SUPPLIED DATA =

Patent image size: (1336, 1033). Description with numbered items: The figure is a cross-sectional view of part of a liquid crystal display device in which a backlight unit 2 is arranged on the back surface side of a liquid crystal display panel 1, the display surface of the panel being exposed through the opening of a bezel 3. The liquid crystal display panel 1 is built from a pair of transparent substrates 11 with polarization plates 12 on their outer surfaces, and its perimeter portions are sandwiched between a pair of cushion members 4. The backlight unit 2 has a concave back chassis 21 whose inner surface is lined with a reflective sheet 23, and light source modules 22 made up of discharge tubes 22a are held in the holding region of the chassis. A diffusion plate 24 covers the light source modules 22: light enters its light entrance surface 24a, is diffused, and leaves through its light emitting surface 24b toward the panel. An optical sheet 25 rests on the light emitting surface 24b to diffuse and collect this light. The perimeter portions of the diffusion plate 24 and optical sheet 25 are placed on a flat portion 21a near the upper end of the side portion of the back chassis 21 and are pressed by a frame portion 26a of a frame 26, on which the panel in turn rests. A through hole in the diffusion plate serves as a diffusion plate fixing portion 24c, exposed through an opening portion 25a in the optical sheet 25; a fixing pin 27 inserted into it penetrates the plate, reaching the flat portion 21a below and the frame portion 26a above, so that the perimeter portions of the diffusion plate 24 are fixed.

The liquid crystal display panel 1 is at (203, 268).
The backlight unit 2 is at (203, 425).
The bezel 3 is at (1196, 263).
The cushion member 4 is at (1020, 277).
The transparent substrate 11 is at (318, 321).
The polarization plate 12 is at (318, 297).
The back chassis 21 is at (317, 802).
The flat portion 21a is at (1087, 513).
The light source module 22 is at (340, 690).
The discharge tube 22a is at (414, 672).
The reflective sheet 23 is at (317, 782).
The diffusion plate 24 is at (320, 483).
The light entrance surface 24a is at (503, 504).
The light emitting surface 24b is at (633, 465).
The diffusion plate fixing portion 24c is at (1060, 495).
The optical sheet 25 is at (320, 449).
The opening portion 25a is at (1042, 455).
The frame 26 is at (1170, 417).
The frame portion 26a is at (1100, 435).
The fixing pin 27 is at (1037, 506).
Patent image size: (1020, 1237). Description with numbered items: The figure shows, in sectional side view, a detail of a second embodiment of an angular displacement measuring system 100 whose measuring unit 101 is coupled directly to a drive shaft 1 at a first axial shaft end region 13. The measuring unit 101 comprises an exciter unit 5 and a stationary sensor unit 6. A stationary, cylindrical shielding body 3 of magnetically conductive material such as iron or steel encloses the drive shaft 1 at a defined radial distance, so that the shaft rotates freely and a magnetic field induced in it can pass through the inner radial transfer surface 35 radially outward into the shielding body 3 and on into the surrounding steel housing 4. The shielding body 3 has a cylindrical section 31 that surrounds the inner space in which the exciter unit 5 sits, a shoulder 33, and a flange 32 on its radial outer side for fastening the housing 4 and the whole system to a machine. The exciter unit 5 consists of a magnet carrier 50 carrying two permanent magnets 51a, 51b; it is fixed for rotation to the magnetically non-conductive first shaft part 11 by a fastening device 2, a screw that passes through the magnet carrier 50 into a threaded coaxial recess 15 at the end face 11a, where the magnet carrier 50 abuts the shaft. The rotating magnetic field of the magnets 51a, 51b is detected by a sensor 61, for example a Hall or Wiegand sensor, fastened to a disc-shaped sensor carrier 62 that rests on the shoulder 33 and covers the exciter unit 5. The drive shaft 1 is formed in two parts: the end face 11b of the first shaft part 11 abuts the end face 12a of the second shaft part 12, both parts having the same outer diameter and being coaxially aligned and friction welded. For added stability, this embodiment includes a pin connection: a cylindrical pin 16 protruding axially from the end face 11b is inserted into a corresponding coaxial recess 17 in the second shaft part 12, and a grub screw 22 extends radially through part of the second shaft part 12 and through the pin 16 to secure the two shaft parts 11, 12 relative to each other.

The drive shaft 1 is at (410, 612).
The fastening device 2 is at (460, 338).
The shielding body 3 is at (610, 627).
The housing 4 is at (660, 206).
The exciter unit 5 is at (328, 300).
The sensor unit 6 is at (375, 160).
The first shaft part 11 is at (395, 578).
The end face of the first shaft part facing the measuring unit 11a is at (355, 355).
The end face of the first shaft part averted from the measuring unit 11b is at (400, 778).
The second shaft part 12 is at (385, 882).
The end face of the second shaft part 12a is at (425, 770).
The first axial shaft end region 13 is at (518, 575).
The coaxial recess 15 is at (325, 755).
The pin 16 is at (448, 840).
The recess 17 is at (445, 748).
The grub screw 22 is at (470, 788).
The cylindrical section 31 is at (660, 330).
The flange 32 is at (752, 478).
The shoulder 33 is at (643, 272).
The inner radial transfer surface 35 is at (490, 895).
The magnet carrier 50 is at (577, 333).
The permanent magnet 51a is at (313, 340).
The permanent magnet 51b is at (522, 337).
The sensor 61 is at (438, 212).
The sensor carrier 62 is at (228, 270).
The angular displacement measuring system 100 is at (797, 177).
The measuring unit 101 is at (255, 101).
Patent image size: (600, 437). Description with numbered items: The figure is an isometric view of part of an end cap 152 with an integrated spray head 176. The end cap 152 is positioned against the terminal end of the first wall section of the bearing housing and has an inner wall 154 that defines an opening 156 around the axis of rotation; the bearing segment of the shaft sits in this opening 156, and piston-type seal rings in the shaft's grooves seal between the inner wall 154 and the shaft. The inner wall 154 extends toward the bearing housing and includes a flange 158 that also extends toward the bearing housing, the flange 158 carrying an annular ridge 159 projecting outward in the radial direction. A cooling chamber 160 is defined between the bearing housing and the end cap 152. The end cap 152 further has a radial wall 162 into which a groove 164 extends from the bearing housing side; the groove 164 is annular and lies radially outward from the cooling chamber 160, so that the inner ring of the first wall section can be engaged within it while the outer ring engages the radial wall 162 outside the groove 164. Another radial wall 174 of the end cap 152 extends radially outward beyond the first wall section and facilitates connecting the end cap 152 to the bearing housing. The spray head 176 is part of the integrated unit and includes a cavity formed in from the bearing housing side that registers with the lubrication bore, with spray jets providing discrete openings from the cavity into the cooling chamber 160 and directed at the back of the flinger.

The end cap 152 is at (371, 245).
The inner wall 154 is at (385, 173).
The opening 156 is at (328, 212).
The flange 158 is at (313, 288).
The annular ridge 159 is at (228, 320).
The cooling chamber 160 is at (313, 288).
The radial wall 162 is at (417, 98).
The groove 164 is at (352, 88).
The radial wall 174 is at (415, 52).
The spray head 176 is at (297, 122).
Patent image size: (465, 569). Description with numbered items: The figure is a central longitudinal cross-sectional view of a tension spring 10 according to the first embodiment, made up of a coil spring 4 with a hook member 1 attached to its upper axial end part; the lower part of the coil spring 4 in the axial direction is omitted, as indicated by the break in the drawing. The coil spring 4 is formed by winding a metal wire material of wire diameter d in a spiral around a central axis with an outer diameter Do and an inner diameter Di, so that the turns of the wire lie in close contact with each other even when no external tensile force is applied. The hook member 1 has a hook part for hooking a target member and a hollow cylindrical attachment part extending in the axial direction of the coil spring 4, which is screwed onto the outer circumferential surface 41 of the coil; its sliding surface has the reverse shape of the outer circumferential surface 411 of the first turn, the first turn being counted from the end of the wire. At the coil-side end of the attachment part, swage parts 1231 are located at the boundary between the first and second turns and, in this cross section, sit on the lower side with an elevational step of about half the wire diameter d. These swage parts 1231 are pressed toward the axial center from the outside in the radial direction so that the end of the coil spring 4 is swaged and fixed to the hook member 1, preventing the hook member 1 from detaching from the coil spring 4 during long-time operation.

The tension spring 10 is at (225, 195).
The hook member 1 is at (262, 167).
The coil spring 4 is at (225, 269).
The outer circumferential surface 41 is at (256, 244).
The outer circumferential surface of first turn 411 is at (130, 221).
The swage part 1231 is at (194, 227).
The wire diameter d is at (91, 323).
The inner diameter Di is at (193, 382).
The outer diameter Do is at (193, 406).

WHAT YOU NEED TO DO = Please format the stretch from the row containing "Patent image size: (465, 569)." through the end of the rows as a Markdown table with the columns No and Text. Number each line in No starting from 1, put the line itself in Text, and leave out blank lines.

RESPONSE =
| No | Text |
|---|---|
| 1 | Patent image size: (465, 569). Description with numbered items: The figure is a central longitudinal cross-sectional view of a tension spring 10 according to the first embodiment, made up of a coil spring 4 with a hook member 1 attached to its upper axial end part; the lower part of the coil spring 4 in the axial direction is omitted, as indicated by the break in the drawing. The coil spring 4 is formed by winding a metal wire material of wire diameter d in a spiral around a central axis with an outer diameter Do and an inner diameter Di, so that the turns of the wire lie in close contact with each other even when no external tensile force is applied. The hook member 1 has a hook part for hooking a target member and a hollow cylindrical attachment part extending in the axial direction of the coil spring 4, which is screwed onto the outer circumferential surface 41 of the coil; its sliding surface has the reverse shape of the outer circumferential surface 411 of the first turn, the first turn being counted from the end of the wire. At the coil-side end of the attachment part, swage parts 1231 are located at the boundary between the first and second turns and, in this cross section, sit on the lower side with an elevational step of about half the wire diameter d. These swage parts 1231 are pressed toward the axial center from the outside in the radial direction so that the end of the coil spring 4 is swaged and fixed to the hook member 1, preventing the hook member 1 from detaching from the coil spring 4 during long-time operation. |
| 2 | The tension spring 10 is at (225, 195). |
| 3 | The hook member 1 is at (262, 167). |
| 4 | The coil spring 4 is at (225, 269). |
| 5 | The outer circumferential surface 41 is at (256, 244). |
| 6 | The outer circumferential surface of first turn 411 is at (130, 221). |
| 7 | The swage part 1231 is at (194, 227). |
| 8 | The wire diameter d is at (91, 323). |
| 9 | The inner diameter Di is at (193, 382). |
| 10 | The outer diameter Do is at (193, 406). |